[START RECORDS SUPPLIED]
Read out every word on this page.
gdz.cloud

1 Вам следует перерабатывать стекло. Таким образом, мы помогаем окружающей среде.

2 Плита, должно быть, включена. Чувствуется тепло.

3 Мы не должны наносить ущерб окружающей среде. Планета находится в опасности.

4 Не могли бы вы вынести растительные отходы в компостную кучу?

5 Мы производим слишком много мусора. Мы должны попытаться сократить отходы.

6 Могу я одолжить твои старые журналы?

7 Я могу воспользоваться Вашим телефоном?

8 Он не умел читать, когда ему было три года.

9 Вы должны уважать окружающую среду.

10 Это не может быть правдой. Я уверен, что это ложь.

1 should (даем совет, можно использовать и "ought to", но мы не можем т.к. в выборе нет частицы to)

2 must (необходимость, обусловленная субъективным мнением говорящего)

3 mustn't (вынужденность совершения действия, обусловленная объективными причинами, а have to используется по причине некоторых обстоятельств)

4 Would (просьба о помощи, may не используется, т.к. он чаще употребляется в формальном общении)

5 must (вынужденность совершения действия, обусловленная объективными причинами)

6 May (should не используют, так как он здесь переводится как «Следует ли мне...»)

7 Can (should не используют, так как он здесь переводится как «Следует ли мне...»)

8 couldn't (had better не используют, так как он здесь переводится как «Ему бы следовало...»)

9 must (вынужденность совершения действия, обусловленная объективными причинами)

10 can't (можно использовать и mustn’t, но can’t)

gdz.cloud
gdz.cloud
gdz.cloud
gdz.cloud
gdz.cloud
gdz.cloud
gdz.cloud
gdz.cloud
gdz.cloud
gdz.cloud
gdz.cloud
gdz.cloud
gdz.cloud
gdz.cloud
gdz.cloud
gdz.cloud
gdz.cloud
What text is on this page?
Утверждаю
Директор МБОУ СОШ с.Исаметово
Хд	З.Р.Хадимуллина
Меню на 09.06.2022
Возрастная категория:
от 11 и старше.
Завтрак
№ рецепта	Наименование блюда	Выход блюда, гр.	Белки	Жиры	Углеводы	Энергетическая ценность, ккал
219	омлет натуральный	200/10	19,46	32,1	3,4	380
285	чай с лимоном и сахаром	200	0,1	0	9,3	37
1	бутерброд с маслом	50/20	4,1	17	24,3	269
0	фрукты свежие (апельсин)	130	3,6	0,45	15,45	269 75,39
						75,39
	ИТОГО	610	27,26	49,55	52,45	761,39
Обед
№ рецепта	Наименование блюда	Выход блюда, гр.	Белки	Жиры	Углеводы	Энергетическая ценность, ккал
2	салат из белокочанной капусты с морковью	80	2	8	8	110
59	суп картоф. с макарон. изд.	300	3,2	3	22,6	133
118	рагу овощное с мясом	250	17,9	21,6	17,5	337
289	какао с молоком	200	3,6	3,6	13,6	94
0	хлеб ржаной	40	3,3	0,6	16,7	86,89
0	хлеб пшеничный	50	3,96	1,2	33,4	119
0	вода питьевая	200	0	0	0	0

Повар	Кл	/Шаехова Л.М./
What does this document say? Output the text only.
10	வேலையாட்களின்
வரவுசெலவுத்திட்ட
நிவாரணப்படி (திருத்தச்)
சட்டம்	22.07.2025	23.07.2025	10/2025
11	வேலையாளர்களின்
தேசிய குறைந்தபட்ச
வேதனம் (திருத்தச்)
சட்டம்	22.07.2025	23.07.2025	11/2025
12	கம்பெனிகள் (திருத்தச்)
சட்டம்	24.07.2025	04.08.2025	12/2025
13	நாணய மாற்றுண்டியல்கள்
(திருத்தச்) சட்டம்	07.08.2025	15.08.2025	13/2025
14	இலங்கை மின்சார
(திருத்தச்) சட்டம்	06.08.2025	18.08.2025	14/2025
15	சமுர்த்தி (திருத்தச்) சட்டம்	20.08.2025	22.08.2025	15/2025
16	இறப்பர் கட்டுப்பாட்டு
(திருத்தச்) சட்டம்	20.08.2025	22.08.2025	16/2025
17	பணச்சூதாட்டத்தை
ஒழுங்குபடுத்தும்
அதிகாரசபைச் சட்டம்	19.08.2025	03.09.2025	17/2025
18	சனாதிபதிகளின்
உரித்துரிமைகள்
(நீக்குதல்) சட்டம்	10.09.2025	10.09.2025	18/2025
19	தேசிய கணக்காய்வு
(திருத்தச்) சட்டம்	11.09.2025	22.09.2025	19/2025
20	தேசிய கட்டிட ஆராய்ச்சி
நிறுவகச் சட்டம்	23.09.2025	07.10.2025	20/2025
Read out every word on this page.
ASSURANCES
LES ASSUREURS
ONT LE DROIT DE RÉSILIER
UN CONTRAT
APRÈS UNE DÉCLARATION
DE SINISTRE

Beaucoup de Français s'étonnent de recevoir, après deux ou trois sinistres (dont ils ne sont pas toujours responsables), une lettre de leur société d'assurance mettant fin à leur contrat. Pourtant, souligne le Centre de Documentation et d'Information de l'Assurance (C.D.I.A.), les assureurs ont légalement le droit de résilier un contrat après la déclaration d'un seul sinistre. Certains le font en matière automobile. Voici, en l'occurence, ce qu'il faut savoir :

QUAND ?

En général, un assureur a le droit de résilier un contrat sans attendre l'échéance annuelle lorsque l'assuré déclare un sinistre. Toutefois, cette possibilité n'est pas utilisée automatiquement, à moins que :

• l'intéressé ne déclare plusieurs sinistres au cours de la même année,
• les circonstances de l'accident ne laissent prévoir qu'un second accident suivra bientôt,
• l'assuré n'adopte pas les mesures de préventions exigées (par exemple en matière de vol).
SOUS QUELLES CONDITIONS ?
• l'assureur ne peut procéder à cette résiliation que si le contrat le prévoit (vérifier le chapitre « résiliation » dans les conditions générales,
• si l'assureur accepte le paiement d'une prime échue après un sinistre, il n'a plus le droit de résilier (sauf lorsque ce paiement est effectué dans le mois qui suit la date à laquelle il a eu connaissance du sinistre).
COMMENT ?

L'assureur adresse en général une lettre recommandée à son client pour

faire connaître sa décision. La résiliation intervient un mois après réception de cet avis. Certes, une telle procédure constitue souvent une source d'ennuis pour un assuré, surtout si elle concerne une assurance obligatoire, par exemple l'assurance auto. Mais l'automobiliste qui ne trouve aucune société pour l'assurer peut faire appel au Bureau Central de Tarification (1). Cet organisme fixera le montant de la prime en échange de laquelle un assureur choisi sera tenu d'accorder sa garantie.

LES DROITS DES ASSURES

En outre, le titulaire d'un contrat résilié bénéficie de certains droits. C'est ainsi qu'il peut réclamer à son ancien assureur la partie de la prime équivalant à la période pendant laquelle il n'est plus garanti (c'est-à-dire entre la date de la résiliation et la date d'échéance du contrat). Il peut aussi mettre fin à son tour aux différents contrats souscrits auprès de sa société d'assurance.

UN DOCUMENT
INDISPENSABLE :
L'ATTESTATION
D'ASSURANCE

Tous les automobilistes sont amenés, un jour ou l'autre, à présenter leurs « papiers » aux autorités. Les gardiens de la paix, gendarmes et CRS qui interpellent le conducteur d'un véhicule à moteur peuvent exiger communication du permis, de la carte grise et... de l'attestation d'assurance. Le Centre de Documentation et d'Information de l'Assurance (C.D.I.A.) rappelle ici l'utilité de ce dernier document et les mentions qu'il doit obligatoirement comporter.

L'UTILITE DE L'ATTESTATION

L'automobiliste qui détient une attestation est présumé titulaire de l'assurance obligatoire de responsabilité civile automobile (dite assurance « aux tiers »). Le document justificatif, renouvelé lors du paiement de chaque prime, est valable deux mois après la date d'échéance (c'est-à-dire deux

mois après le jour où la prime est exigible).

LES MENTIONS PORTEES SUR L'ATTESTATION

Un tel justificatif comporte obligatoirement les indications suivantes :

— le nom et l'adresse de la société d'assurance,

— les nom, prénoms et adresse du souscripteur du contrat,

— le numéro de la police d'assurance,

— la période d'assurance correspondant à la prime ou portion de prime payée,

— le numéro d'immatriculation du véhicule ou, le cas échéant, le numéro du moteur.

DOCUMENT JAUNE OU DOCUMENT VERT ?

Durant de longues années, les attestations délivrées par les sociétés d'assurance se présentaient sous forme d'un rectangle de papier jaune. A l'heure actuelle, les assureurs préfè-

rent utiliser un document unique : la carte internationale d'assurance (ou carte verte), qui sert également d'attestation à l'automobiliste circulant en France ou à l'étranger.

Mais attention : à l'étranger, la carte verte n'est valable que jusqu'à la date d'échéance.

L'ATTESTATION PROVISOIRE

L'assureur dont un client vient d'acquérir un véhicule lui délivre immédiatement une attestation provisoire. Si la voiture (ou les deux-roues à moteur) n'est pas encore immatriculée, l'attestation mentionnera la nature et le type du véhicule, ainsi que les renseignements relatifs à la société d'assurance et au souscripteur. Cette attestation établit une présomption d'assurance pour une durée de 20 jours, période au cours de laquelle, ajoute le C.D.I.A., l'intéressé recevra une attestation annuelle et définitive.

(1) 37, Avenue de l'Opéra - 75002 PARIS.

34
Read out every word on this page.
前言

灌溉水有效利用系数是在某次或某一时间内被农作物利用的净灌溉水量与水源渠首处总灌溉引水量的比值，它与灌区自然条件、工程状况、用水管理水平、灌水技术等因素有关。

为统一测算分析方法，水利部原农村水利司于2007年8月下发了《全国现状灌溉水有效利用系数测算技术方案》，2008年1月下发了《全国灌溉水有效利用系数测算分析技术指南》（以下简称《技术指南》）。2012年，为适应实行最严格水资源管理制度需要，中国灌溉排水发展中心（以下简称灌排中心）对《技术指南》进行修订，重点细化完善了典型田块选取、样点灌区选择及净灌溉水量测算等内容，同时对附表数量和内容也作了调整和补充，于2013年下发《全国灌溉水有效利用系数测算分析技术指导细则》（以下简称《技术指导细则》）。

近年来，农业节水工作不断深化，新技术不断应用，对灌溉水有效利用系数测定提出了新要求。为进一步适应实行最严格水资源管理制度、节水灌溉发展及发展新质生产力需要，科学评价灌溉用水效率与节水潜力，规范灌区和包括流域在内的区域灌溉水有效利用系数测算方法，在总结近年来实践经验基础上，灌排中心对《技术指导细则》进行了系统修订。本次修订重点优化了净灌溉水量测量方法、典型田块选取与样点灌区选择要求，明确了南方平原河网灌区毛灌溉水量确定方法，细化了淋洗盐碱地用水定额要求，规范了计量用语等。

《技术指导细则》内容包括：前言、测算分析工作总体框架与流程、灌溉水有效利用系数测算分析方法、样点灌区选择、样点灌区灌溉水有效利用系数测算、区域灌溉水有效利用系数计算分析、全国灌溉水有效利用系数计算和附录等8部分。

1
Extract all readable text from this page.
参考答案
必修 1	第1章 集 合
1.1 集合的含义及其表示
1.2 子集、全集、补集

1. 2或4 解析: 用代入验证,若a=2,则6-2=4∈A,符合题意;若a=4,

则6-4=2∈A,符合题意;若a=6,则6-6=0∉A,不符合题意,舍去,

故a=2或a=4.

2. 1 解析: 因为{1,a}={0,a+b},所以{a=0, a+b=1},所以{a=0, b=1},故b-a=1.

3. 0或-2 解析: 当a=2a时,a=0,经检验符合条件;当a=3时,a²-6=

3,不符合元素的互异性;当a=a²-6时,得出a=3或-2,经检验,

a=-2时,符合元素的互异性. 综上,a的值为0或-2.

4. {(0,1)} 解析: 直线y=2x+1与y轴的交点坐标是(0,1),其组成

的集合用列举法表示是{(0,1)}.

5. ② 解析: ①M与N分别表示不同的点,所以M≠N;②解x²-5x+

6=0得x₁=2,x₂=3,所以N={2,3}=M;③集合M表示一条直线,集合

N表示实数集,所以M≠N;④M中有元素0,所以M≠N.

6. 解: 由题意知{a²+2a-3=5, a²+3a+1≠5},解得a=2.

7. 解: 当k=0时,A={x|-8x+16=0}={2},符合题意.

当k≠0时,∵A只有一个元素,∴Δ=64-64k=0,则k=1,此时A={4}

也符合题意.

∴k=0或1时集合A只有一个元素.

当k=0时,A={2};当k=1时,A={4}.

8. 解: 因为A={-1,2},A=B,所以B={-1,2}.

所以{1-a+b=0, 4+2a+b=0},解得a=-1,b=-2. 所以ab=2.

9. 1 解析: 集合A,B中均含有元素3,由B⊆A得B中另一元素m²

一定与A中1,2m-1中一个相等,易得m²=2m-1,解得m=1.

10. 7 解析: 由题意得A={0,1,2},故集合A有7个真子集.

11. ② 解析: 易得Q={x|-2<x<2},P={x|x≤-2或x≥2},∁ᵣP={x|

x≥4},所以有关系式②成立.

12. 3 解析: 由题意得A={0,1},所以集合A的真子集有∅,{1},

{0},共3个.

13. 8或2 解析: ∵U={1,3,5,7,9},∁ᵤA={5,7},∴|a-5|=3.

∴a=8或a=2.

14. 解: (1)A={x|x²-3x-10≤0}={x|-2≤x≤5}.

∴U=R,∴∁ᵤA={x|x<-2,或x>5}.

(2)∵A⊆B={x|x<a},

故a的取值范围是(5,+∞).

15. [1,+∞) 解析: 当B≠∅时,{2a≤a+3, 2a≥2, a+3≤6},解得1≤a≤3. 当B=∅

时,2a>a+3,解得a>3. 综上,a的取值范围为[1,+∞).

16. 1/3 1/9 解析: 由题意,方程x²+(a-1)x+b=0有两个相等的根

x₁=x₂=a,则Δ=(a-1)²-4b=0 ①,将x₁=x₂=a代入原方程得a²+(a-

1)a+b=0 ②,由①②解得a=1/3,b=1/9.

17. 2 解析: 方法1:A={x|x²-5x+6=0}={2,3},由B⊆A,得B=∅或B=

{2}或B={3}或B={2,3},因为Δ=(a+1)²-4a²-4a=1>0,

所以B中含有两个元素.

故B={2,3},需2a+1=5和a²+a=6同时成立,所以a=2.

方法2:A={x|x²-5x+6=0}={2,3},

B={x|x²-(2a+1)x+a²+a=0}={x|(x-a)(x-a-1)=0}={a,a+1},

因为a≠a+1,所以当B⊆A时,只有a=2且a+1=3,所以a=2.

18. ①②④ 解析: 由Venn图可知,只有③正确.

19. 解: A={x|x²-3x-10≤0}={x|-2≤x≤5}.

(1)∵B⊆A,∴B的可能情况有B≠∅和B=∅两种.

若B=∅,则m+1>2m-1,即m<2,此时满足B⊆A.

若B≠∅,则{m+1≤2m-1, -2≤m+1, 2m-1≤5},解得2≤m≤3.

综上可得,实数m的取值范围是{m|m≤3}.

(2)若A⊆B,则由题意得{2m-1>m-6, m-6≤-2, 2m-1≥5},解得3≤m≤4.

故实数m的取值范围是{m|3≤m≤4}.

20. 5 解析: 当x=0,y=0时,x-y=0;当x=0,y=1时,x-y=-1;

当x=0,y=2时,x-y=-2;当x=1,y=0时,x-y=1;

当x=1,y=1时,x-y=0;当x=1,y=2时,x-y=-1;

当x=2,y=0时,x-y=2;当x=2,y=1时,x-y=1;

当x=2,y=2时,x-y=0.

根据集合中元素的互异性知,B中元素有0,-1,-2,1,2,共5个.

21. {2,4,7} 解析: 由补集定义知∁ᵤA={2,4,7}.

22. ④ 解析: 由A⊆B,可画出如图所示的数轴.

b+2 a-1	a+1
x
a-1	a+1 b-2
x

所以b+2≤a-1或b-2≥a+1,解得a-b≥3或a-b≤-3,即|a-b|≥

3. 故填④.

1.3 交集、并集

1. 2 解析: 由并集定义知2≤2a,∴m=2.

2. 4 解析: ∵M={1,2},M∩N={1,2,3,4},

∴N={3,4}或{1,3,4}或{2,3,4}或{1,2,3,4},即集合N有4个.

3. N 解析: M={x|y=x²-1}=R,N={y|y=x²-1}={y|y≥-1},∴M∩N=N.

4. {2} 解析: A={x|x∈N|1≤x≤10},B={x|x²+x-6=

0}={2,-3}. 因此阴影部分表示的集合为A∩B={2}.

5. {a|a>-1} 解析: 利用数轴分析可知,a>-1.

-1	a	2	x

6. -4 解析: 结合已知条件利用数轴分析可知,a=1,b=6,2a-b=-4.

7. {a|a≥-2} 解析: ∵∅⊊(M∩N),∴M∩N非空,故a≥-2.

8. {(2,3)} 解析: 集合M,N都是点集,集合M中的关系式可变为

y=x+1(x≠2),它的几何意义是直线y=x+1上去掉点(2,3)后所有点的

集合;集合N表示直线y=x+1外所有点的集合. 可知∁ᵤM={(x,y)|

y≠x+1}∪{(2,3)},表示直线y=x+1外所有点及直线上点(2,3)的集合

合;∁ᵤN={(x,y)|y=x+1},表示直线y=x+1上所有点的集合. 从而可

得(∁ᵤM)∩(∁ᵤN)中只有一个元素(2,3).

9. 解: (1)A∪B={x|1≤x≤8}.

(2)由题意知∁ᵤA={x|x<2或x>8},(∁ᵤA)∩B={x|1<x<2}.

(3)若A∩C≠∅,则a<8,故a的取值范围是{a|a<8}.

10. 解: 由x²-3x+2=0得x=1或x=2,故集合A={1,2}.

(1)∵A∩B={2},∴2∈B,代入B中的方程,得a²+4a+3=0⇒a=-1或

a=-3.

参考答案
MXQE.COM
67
[END RECORDS SUPPLIED]
GIVEN PROBLEM — Identify and extract each line of the listing that contains "étranger".

TASK ANSWER —
rent utiliser un document unique : la carte internationale d'assurance (ou carte verte), qui sert également d'attestation à l'automobiliste circulant en France ou à l'étranger.
Mais attention : à l'étranger, la carte verte n'est valable que jusqu'à la date d'échéance.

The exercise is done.